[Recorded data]
========
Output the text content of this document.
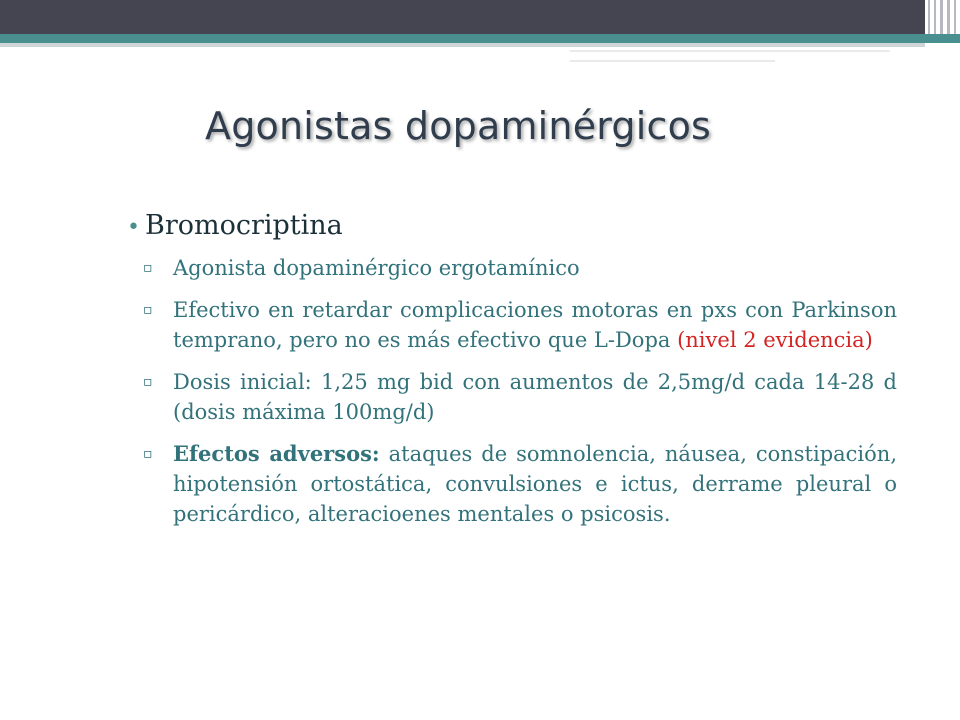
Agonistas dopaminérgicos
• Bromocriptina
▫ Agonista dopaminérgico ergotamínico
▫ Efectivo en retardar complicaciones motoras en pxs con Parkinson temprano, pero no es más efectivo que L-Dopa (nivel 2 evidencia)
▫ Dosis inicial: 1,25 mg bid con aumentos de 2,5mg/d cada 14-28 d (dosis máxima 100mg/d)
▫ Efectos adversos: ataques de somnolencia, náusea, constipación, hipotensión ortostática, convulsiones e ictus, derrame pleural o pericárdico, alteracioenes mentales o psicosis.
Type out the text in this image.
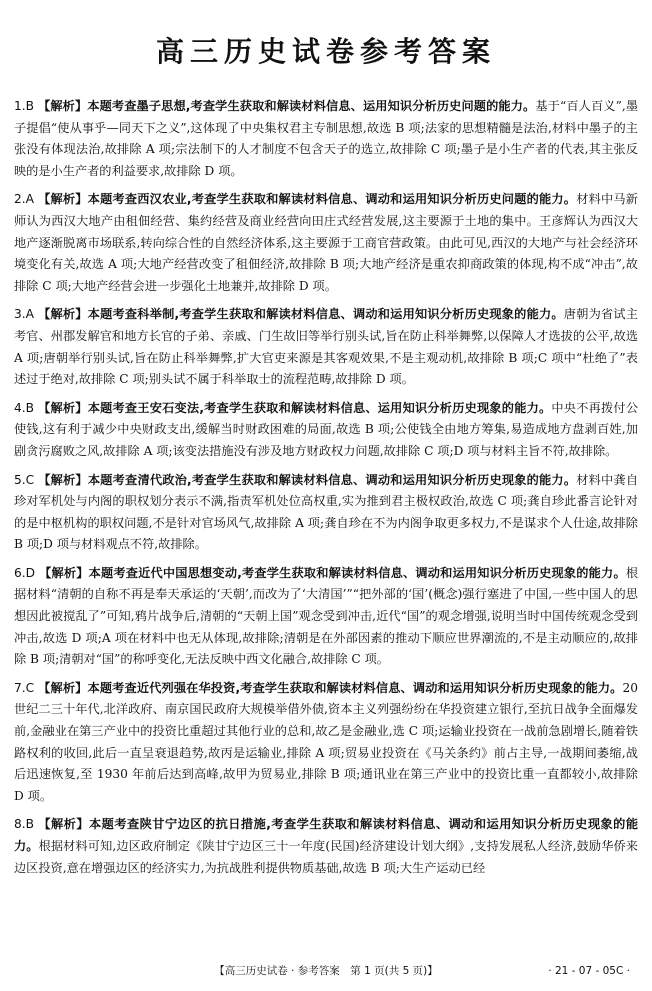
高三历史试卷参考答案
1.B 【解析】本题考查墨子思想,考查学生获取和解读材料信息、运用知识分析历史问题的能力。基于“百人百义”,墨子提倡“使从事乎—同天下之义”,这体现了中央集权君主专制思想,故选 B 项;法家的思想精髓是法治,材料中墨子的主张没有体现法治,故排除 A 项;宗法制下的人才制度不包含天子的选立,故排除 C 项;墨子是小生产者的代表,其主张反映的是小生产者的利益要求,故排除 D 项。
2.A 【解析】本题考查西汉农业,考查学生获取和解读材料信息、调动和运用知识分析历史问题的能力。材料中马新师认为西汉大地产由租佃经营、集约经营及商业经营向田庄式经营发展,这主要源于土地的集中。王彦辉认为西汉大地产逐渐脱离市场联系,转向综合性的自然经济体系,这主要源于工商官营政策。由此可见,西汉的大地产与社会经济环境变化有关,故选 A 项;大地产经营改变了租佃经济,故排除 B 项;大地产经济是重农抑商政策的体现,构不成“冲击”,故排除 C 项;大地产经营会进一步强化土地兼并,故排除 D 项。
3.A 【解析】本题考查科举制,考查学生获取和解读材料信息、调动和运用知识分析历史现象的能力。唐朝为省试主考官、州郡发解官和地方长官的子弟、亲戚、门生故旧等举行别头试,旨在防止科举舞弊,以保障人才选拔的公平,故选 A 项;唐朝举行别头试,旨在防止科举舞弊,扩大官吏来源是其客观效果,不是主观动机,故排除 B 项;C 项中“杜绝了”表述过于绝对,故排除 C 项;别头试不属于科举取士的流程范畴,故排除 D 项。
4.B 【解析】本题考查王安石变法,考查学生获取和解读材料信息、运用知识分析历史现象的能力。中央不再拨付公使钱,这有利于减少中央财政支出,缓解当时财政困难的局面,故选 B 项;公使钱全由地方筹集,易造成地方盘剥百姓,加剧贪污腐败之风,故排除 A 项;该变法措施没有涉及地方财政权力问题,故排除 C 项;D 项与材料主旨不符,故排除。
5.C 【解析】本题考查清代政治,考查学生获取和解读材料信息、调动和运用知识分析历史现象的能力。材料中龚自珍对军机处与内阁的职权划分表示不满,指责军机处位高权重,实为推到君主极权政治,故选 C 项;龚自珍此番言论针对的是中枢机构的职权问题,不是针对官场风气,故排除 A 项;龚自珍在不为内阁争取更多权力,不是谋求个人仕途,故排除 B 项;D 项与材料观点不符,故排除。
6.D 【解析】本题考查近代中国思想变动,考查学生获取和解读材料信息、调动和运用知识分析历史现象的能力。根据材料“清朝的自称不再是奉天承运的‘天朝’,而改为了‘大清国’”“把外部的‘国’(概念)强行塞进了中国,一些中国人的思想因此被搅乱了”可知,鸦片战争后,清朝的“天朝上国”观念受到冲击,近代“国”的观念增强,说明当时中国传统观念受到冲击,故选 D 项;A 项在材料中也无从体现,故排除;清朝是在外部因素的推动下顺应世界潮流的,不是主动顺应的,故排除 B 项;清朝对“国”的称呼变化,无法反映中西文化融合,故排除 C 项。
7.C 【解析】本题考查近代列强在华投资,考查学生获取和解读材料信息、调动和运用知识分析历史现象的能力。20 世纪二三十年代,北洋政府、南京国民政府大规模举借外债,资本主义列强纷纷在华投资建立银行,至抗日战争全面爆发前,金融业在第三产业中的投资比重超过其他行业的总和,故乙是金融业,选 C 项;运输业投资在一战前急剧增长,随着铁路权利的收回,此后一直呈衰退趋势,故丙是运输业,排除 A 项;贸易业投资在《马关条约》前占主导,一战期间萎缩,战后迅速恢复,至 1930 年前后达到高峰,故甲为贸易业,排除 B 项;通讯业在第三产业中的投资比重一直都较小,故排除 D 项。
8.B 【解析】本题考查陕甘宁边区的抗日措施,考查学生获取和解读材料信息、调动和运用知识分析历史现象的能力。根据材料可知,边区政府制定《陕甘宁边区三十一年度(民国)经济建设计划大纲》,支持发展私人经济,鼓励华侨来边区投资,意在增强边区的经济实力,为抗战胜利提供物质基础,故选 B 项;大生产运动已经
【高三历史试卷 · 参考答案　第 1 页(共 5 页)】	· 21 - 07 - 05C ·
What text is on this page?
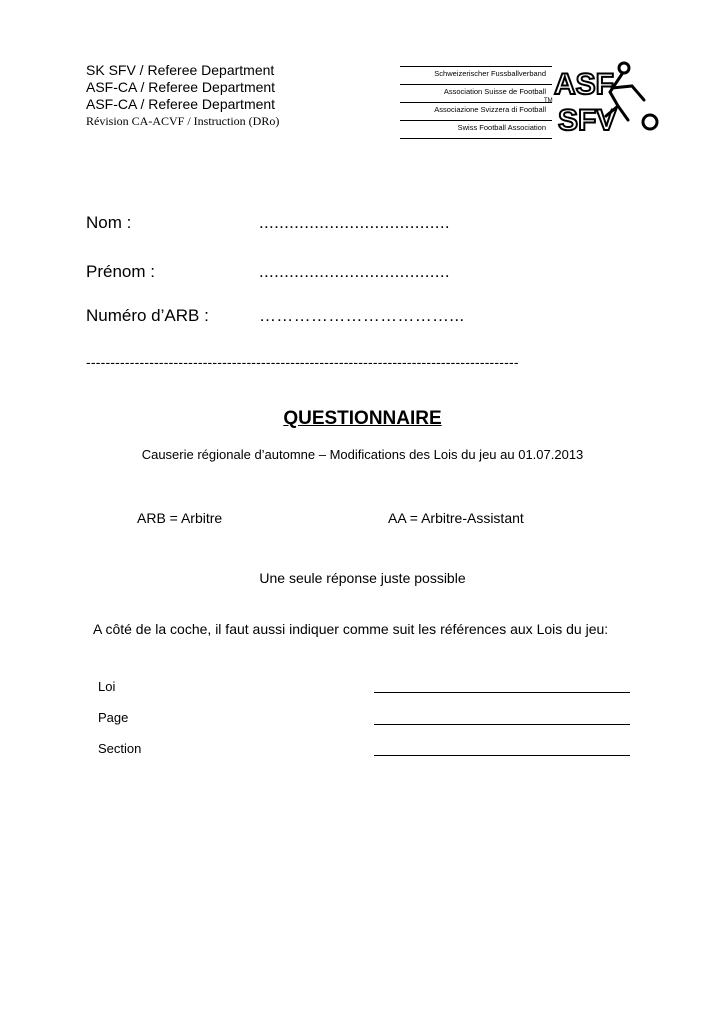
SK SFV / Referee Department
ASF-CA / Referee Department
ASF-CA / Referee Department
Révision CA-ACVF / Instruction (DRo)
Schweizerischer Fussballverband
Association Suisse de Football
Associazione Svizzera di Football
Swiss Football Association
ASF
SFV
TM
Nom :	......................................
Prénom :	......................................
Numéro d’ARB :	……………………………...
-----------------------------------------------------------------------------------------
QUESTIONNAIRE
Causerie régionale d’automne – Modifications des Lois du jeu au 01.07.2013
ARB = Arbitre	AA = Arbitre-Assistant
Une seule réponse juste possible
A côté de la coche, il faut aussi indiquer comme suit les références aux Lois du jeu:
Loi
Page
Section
========
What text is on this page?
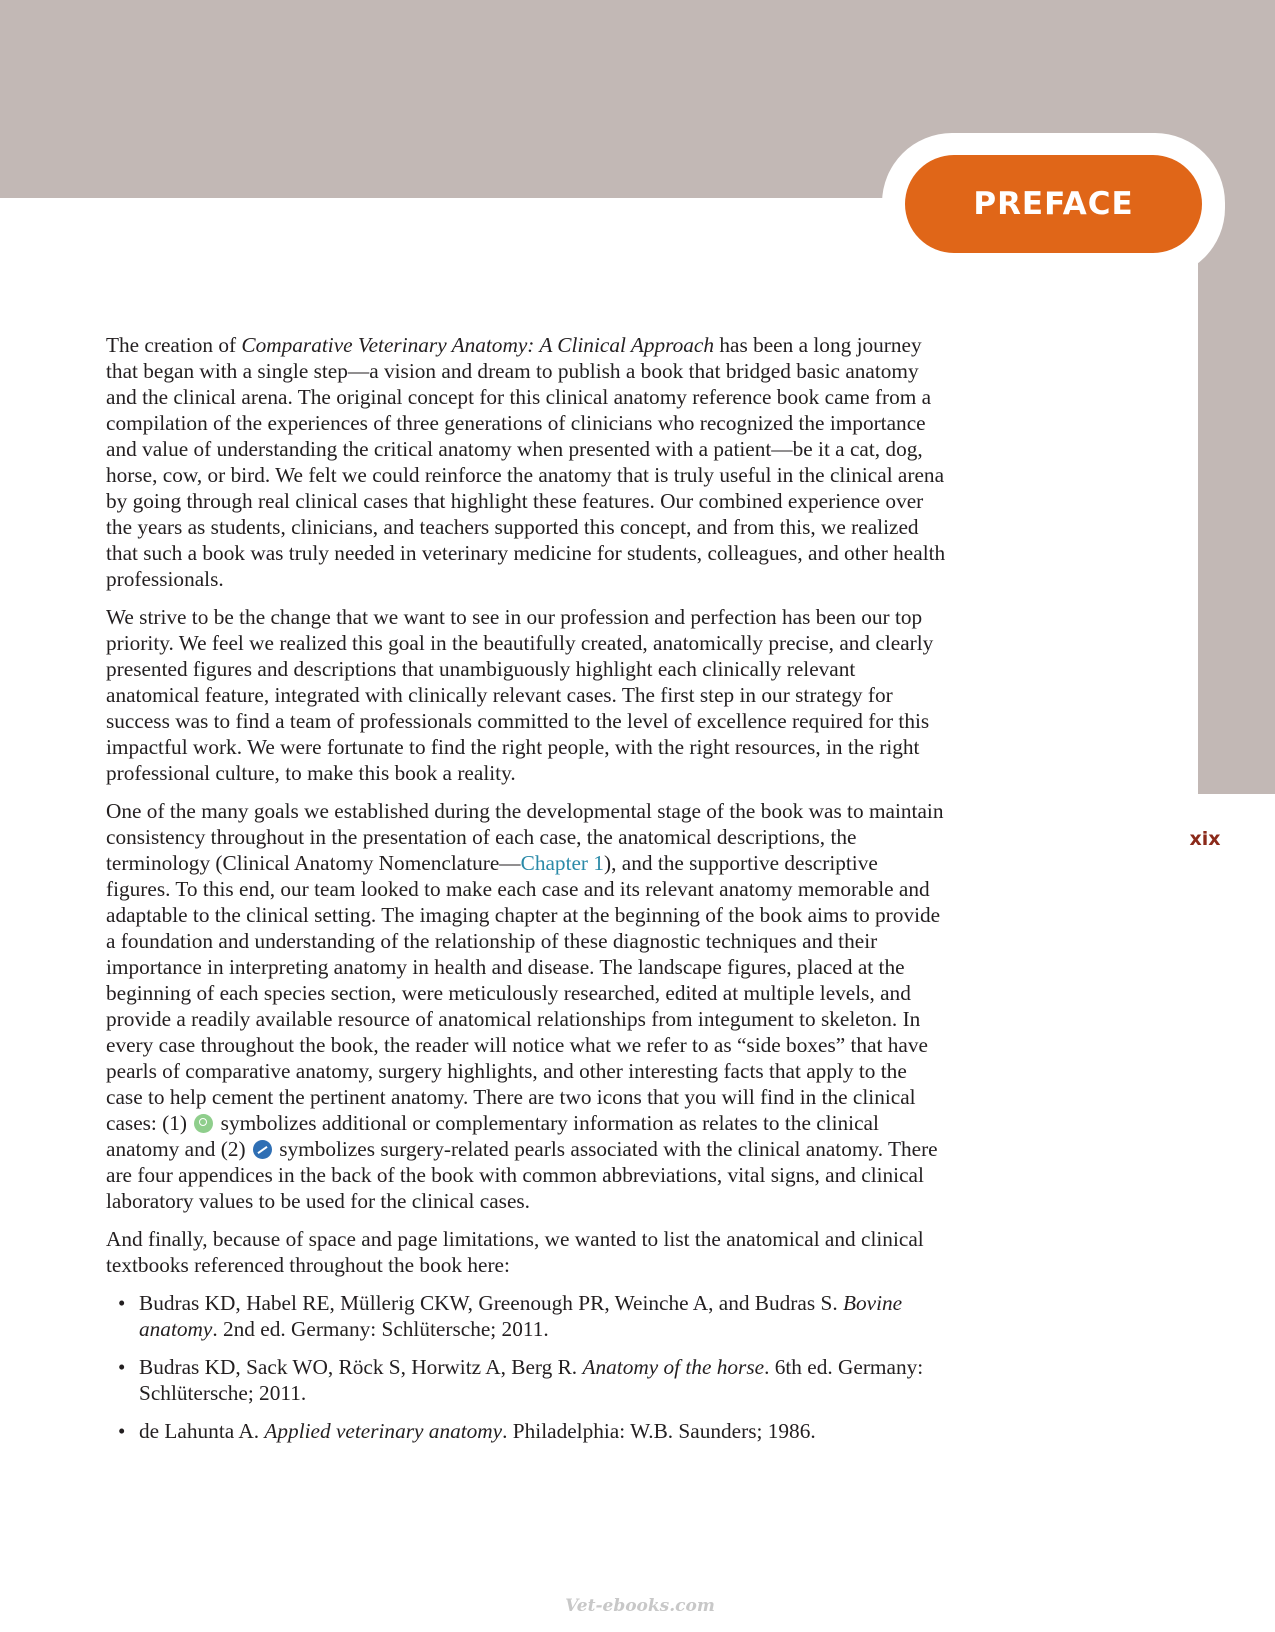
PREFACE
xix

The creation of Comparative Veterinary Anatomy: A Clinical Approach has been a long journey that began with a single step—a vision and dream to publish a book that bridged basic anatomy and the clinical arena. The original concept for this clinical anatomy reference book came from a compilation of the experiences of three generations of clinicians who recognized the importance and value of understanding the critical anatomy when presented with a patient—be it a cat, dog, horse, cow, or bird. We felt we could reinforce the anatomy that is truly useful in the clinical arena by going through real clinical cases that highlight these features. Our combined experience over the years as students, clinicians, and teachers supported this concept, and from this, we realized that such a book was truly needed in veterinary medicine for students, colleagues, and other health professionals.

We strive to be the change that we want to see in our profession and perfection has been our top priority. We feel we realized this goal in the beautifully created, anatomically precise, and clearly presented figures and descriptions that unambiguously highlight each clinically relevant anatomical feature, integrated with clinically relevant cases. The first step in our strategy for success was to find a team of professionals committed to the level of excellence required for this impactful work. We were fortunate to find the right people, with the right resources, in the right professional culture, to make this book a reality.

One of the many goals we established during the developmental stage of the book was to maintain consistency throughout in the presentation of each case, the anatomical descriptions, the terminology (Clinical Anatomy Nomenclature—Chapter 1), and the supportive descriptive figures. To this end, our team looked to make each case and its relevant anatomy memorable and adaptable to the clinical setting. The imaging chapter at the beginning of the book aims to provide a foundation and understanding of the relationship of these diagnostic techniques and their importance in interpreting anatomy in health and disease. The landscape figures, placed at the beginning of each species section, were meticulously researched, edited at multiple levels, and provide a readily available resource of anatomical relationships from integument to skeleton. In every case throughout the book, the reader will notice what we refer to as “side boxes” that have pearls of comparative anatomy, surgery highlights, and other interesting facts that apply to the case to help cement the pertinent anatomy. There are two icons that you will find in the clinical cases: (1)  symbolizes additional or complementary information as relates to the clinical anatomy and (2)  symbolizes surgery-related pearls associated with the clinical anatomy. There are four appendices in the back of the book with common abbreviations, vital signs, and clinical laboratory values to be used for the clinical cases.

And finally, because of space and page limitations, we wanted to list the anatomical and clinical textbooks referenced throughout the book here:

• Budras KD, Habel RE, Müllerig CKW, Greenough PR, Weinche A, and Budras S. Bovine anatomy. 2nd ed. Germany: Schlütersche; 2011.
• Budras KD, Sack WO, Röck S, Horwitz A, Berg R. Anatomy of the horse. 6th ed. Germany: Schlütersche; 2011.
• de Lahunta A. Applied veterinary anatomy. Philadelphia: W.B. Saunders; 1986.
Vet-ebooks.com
========
-- WHAT THE TASK REQUIRES --
State, as a bare number, how many lines of the listing hold the word "Budras".

-- TASK OUTPUT --
2